» Data supplied
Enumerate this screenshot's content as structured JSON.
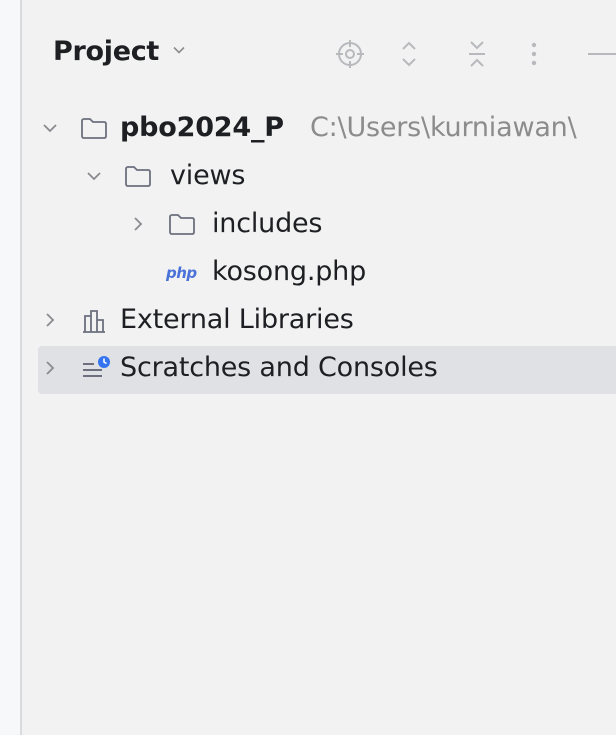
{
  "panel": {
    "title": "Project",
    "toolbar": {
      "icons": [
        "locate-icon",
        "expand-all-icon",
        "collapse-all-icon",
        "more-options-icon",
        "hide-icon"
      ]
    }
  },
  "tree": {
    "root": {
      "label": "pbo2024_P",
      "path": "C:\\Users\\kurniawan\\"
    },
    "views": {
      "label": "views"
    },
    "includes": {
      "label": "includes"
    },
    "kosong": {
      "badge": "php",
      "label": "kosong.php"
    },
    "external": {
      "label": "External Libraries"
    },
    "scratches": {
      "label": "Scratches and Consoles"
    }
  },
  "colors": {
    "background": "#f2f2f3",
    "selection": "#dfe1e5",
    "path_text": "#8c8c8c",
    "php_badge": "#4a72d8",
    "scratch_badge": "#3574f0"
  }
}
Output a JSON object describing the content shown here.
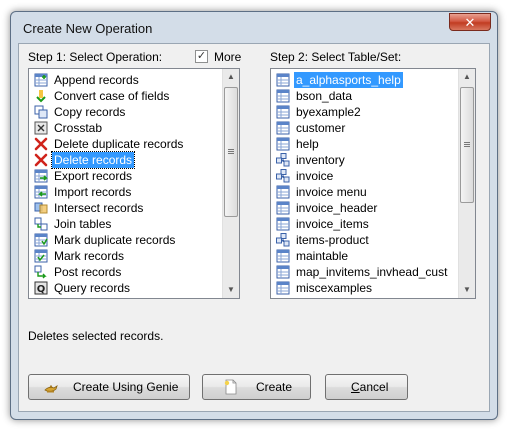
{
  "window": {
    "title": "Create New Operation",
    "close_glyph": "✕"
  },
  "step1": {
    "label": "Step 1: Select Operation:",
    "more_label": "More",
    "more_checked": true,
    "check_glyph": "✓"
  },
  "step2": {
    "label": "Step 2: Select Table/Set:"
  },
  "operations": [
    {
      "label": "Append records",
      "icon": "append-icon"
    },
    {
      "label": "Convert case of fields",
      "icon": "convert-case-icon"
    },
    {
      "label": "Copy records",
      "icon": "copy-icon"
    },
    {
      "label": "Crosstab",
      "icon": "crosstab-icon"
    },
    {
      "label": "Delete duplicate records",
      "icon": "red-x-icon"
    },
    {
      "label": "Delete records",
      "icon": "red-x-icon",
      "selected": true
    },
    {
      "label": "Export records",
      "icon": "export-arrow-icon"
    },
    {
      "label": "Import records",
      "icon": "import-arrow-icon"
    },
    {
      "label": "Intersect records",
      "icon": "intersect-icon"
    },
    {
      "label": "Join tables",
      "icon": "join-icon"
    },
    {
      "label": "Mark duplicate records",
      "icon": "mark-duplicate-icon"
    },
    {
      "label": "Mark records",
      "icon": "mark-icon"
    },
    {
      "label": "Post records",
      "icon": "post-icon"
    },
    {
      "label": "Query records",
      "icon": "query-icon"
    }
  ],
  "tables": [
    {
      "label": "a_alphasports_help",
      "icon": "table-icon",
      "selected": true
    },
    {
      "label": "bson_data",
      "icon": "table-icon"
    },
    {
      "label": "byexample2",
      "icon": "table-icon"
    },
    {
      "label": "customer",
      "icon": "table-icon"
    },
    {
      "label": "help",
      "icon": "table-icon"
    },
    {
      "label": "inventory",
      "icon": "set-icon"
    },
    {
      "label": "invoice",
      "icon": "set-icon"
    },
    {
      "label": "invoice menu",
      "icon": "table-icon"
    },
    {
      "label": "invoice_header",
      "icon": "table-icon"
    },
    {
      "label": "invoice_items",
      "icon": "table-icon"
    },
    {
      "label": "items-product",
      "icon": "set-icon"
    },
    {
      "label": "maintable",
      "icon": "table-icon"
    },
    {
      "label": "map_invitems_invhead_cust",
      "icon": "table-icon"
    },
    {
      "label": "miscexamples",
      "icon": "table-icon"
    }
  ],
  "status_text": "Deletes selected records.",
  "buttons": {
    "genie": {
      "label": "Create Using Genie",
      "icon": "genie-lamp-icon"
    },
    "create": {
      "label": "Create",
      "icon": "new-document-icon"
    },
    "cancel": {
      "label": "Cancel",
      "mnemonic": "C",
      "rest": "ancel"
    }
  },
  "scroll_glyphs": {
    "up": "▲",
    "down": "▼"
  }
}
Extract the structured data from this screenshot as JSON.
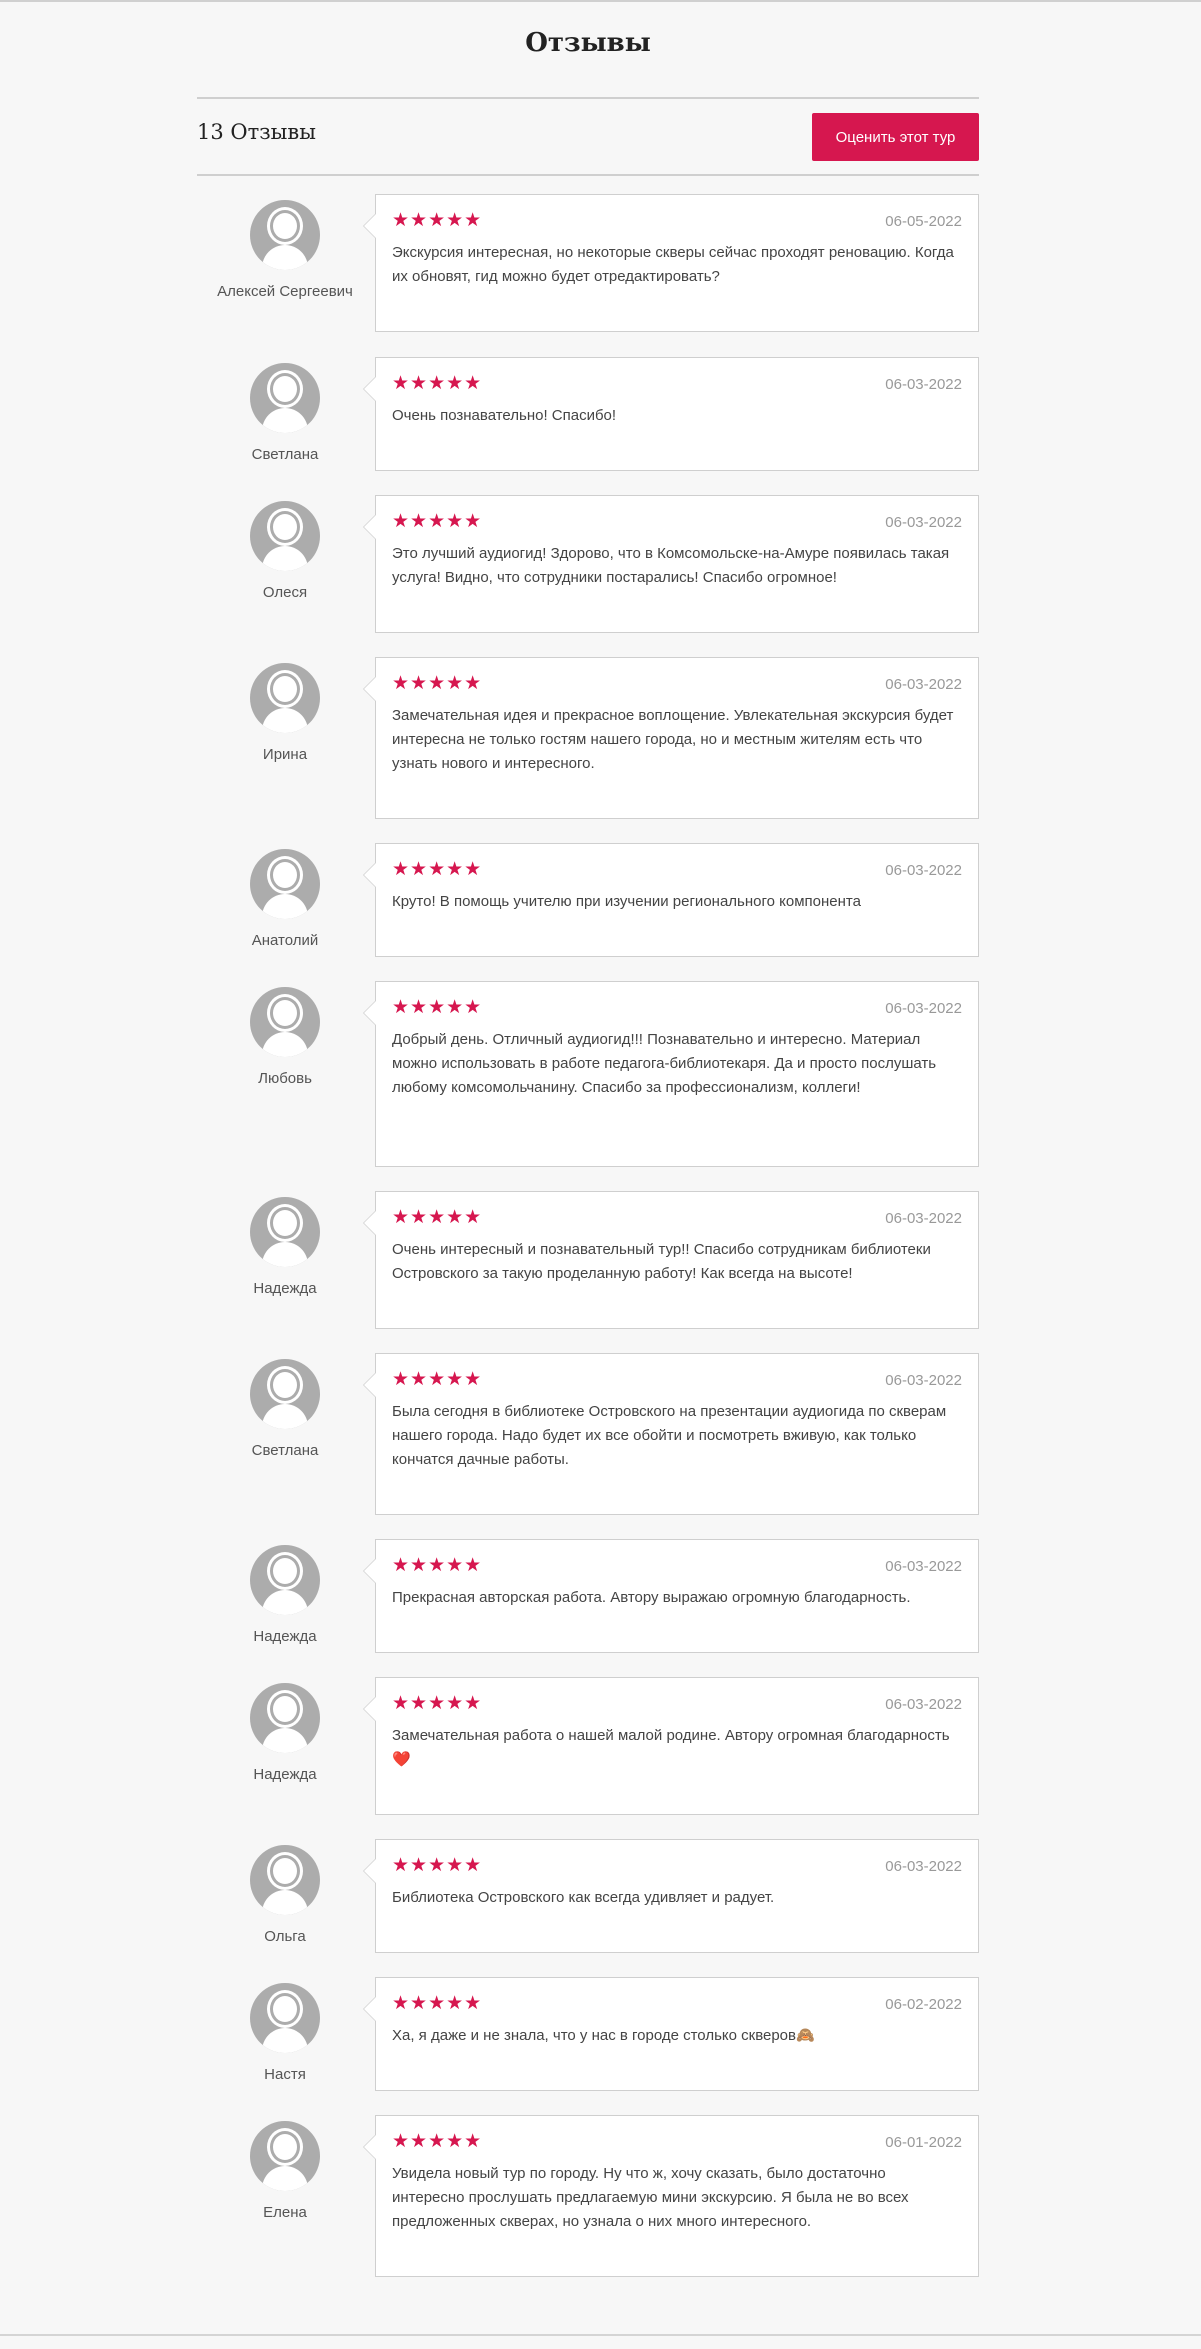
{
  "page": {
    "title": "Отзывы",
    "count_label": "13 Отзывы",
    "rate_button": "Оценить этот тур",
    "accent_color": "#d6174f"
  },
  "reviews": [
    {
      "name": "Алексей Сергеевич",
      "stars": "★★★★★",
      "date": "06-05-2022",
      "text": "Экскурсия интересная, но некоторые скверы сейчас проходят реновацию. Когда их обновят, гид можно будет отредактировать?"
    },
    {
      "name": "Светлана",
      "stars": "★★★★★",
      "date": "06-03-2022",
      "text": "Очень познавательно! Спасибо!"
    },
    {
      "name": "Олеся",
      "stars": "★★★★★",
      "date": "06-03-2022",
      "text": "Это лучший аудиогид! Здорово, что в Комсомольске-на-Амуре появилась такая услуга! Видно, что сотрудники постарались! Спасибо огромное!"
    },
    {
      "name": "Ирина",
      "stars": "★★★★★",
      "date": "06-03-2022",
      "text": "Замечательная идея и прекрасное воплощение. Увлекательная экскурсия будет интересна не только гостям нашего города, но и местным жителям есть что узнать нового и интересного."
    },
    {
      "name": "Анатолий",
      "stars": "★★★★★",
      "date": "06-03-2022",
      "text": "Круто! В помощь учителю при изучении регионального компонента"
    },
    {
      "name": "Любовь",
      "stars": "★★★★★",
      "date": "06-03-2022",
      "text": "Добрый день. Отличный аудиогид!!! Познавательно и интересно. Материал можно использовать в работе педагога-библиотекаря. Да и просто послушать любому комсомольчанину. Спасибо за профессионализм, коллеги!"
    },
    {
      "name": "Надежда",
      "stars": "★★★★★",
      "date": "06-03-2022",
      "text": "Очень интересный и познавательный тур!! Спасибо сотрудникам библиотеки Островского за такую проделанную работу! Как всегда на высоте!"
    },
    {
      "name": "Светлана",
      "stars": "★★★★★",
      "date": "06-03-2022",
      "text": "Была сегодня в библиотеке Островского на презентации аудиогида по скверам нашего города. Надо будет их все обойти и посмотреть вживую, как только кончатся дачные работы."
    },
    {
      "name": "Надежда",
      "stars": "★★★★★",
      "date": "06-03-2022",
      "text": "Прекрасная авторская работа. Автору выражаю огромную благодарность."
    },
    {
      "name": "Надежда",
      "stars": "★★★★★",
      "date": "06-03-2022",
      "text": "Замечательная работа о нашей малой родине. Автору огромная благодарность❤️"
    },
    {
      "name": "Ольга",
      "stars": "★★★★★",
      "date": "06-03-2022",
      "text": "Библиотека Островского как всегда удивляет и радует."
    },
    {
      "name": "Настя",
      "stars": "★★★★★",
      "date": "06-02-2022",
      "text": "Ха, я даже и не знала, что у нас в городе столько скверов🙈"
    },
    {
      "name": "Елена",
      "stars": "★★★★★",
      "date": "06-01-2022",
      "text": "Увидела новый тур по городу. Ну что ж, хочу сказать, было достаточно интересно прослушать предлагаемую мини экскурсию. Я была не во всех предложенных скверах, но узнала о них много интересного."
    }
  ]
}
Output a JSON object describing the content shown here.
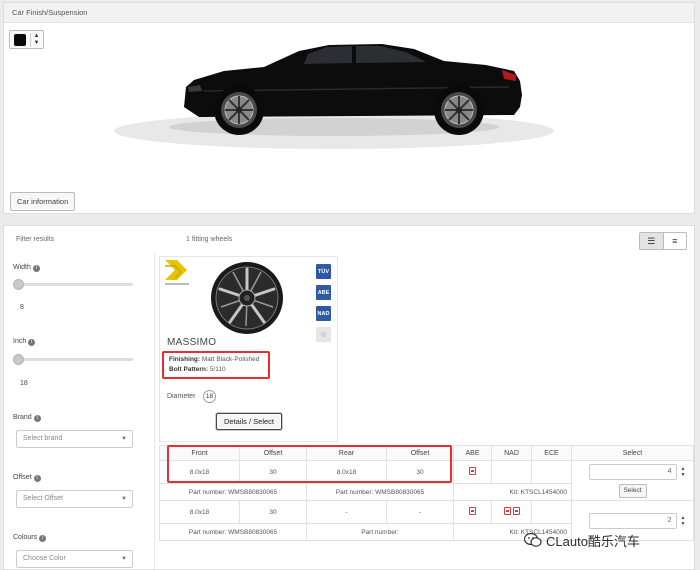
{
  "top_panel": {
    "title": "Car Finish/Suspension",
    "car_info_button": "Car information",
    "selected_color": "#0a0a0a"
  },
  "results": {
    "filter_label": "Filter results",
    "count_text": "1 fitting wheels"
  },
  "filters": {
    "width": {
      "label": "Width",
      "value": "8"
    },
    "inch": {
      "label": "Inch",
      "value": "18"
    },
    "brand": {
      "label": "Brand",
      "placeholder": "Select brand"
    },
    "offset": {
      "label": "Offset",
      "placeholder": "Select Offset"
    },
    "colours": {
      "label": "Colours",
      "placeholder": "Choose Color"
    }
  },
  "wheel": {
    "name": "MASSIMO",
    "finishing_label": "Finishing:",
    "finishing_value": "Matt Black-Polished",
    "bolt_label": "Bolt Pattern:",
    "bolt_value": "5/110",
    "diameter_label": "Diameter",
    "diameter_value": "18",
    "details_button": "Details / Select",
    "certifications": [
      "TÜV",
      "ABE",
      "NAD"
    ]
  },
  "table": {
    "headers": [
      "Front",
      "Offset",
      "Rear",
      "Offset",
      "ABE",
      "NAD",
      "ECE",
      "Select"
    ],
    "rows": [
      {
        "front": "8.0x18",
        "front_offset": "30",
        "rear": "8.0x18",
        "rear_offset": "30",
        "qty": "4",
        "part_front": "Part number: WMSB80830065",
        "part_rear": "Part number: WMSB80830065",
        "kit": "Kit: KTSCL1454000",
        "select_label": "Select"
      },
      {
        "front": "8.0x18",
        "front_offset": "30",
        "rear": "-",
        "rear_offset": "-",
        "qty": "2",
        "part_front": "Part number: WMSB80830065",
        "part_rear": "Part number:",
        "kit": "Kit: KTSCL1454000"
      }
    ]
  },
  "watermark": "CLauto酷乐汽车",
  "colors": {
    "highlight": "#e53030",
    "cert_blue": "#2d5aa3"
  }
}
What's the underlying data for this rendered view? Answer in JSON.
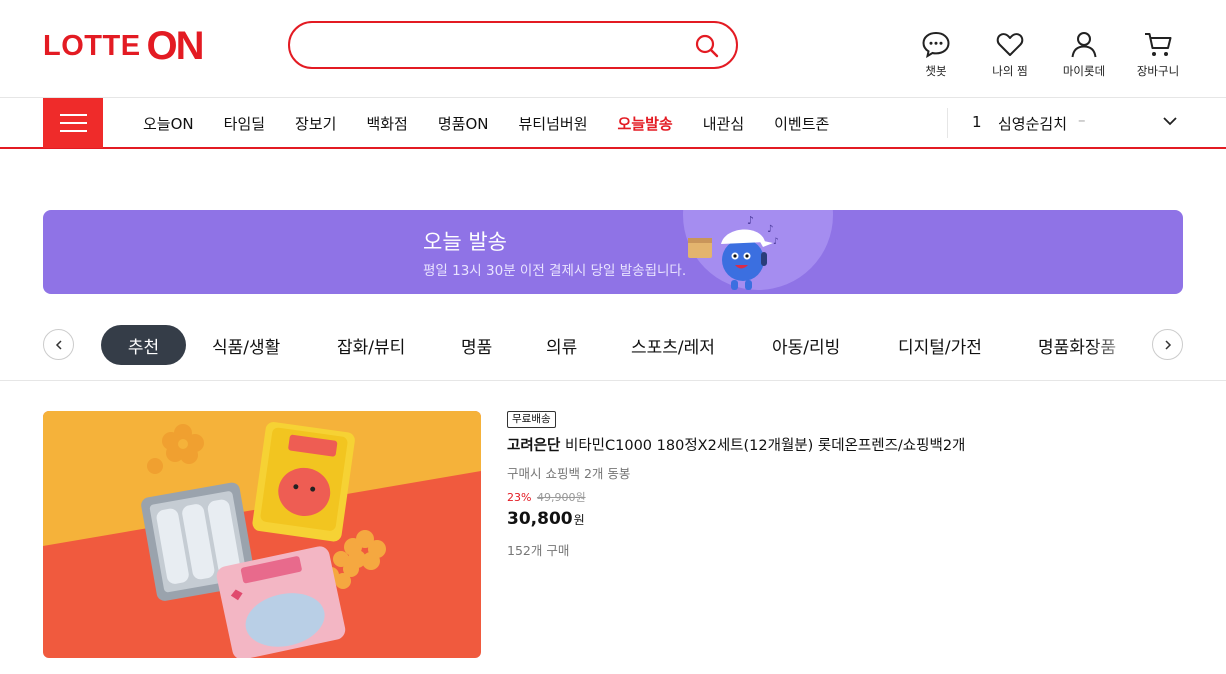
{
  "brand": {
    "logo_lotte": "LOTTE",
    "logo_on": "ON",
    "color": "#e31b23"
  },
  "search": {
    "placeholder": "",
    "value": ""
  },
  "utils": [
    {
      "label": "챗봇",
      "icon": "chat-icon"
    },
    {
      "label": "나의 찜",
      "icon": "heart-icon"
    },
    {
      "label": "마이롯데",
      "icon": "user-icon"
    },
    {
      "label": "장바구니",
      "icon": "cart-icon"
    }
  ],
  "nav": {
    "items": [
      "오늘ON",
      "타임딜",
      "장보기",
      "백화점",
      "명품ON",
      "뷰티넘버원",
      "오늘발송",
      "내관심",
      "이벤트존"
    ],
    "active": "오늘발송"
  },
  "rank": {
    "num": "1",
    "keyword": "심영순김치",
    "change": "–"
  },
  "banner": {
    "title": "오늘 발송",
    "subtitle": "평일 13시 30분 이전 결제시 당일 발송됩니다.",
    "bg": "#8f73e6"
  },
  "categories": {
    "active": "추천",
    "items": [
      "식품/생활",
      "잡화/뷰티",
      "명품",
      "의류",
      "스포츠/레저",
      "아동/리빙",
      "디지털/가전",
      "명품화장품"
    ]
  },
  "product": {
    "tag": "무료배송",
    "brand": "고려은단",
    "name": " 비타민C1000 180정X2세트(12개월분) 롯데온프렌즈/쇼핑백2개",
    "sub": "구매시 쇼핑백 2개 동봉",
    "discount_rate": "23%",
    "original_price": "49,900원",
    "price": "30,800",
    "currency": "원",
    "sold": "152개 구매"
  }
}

» Exercise requirements
Look through the listing and extract every line with "работа" in it.

» Answer to the exercise
      "text": "Прекрасная авторская работа. Автору выражаю огромную благодарность."
      "text": "Замечательная работа о нашей малой родине. Автору огромная благодарность❤️"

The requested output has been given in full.